• [GIVEN PASSAGE]:
# # # # # # #
Mental Health Awareness Week 2026: Why Consistency Is Our Mental Wellbeing Strategy

Mental Health Awareness Week is a moment to pause. Not to have all the answers. Not to fix everything. But to ask the question we so rarely make time for: how are the young people around us actually doing? At TackleLondon, we are not therapists. We are not clinical professionals. What we are is consistent. We are coaches who show up every single week. We are trusted adults in the lives of young Londoners who, in many cases, don’t have many of those. And over the past year, the stories we’ve witnessed, from pitches in Croydon to clubs in Staines, have reminded us again and again that showing up is often the most powerful thing you can do for someone’s mental wellbeing. This Mental Health Awareness Week, we want to share some of those stories.

The Hours That Matter Most

For many young people in London, the time between the school bell and the front door closing is where things can go wrong. Youth facilities spending fell by 73% between 2010 and 2023. The UK ranks last out of 27 European countries for how happy 15-year-olds feel about their lives. Nearly half of all young people spend the majority of their spare time alone in their bedroom.
# # # # # # #
• [ENTRIES PROVIDED]:
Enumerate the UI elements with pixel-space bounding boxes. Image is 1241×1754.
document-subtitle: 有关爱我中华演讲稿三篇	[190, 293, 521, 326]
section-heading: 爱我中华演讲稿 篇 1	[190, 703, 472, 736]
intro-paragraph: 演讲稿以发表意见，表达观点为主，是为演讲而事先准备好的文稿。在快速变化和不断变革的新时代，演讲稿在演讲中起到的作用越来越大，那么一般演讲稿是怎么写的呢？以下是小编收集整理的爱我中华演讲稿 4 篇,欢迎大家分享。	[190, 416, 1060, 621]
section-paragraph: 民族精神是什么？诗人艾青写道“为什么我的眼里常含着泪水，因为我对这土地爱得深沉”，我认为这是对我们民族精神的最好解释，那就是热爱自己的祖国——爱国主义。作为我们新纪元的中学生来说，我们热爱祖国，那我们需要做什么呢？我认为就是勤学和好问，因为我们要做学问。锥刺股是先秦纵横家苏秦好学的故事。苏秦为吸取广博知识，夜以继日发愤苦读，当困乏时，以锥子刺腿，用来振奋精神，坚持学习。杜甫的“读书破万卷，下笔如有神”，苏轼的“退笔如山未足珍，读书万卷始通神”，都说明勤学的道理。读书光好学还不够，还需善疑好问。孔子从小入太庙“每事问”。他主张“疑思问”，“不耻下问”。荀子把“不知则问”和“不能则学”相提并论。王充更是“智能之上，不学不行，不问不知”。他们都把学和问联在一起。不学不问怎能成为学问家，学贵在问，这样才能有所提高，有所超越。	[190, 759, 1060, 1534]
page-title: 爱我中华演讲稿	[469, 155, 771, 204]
# # # # # # #
• [PROBLEM STATEMENT]:
Continue the Mental Health Awareness Week article about TackleLondon's coaches, starting right after its last sentence.

• [RESULT OF THIS TASK]:
These statistics are the driving motivations to every session TackleLondon delivers.

Jonathan, 15, knows that backdrop well. Before rugby, he describes drifting into situations he shouldn’t have been in. Not because he was a bad kid, but because the structured, safe spaces that might have caught him simply weren’t there.

"I kind of got myself into situations - like bad situations - that I shouldn't have been in, and it got me into trouble."

What rugby gave Jonathan wasn’t a solution to his problems. It gave him something perhaps more valuable: a place to be known.

"They don't just ask me, like, how was that session? They have a conversation about how was school, how was home. It shows not only that my teammates care, but that the coaches care a lot. They actually want to know what your goals are in life - who you want to be and who you are as a person."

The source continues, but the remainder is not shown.